▸ **Problem to work on**: Return each entry exactly, with none missing.

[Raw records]

▼

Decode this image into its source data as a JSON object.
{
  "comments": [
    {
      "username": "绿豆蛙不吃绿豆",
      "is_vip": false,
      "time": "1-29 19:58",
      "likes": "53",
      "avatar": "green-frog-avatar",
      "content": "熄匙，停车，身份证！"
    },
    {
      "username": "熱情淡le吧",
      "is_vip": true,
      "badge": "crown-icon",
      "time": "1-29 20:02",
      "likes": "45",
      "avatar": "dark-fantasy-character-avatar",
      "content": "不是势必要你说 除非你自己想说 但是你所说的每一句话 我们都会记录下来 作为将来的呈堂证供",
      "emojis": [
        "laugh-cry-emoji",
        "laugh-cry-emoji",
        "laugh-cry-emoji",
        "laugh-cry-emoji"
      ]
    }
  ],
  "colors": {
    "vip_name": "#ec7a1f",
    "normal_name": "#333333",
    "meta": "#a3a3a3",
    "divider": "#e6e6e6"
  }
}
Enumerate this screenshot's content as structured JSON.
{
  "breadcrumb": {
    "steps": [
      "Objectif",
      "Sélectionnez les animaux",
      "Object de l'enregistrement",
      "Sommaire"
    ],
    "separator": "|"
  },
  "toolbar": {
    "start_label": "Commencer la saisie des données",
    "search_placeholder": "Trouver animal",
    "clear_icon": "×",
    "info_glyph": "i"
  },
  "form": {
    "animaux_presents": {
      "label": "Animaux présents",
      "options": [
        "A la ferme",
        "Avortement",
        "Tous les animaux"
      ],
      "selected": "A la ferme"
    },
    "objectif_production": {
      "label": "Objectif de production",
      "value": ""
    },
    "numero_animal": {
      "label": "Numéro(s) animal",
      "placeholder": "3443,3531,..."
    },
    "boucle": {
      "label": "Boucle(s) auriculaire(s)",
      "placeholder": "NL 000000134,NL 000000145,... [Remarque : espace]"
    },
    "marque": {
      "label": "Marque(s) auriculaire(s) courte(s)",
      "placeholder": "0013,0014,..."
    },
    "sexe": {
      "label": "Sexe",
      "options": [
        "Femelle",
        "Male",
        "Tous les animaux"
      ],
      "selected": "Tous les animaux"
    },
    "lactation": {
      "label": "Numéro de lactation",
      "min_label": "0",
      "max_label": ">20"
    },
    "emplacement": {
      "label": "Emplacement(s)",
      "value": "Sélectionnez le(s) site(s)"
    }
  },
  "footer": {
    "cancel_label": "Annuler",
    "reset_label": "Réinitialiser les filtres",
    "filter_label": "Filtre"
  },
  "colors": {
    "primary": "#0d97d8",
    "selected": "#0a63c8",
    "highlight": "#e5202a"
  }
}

▲

▸ **Result of the exercise**:
Decode this image into its source data as a JSON object.
{
  "comments": [
    {
      "username": "绿豆蛙不吃绿豆",
      "is_vip": false,
      "time": "1-29 19:58",
      "likes": "53",
      "avatar": "green-frog-avatar",
      "content": "熄匙，停车，身份证！"
    },
    {
      "username": "熱情淡le吧",
      "is_vip": true,
      "badge": "crown-icon",
      "time": "1-29 20:02",
      "likes": "45",
      "avatar": "dark-fantasy-character-avatar",
      "content": "不是势必要你说 除非你自己想说 但是你所说的每一句话 我们都会记录下来 作为将来的呈堂证供",
      "emojis": [
        "laugh-cry-emoji",
        "laugh-cry-emoji",
        "laugh-cry-emoji",
        "laugh-cry-emoji"
      ]
    }
  ],
  "colors": {
    "vip_name": "#ec7a1f",
    "normal_name": "#333333",
    "meta": "#a3a3a3",
    "divider": "#e6e6e6"
  }
}
Enumerate this screenshot's content as structured JSON.
{
  "breadcrumb": {
    "steps": [
      "Objectif",
      "Sélectionnez les animaux",
      "Object de l'enregistrement",
      "Sommaire"
    ],
    "separator": "|"
  },
  "toolbar": {
    "start_label": "Commencer la saisie des données",
    "search_placeholder": "Trouver animal",
    "clear_icon": "×",
    "info_glyph": "i"
  },
  "form": {
    "animaux_presents": {
      "label": "Animaux présents",
      "options": [
        "A la ferme",
        "Avortement",
        "Tous les animaux"
      ],
      "selected": "A la ferme"
    },
    "objectif_production": {
      "label": "Objectif de production",
      "value": ""
    },
    "numero_animal": {
      "label": "Numéro(s) animal",
      "placeholder": "3443,3531,..."
    },
    "boucle": {
      "label": "Boucle(s) auriculaire(s)",
      "placeholder": "NL 000000134,NL 000000145,... [Remarque : espace]"
    },
    "marque": {
      "label": "Marque(s) auriculaire(s) courte(s)",
      "placeholder": "0013,0014,..."
    },
    "sexe": {
      "label": "Sexe",
      "options": [
        "Femelle",
        "Male",
        "Tous les animaux"
      ],
      "selected": "Tous les animaux"
    },
    "lactation": {
      "label": "Numéro de lactation",
      "min_label": "0",
      "max_label": ">20"
    },
    "emplacement": {
      "label": "Emplacement(s)",
      "value": "Sélectionnez le(s) site(s)"
    }
  },
  "footer": {
    "cancel_label": "Annuler",
    "reset_label": "Réinitialiser les filtres",
    "filter_label": "Filtre"
  },
  "colors": {
    "primary": "#0d97d8",
    "selected": "#0a63c8",
    "highlight": "#e5202a"
  }
}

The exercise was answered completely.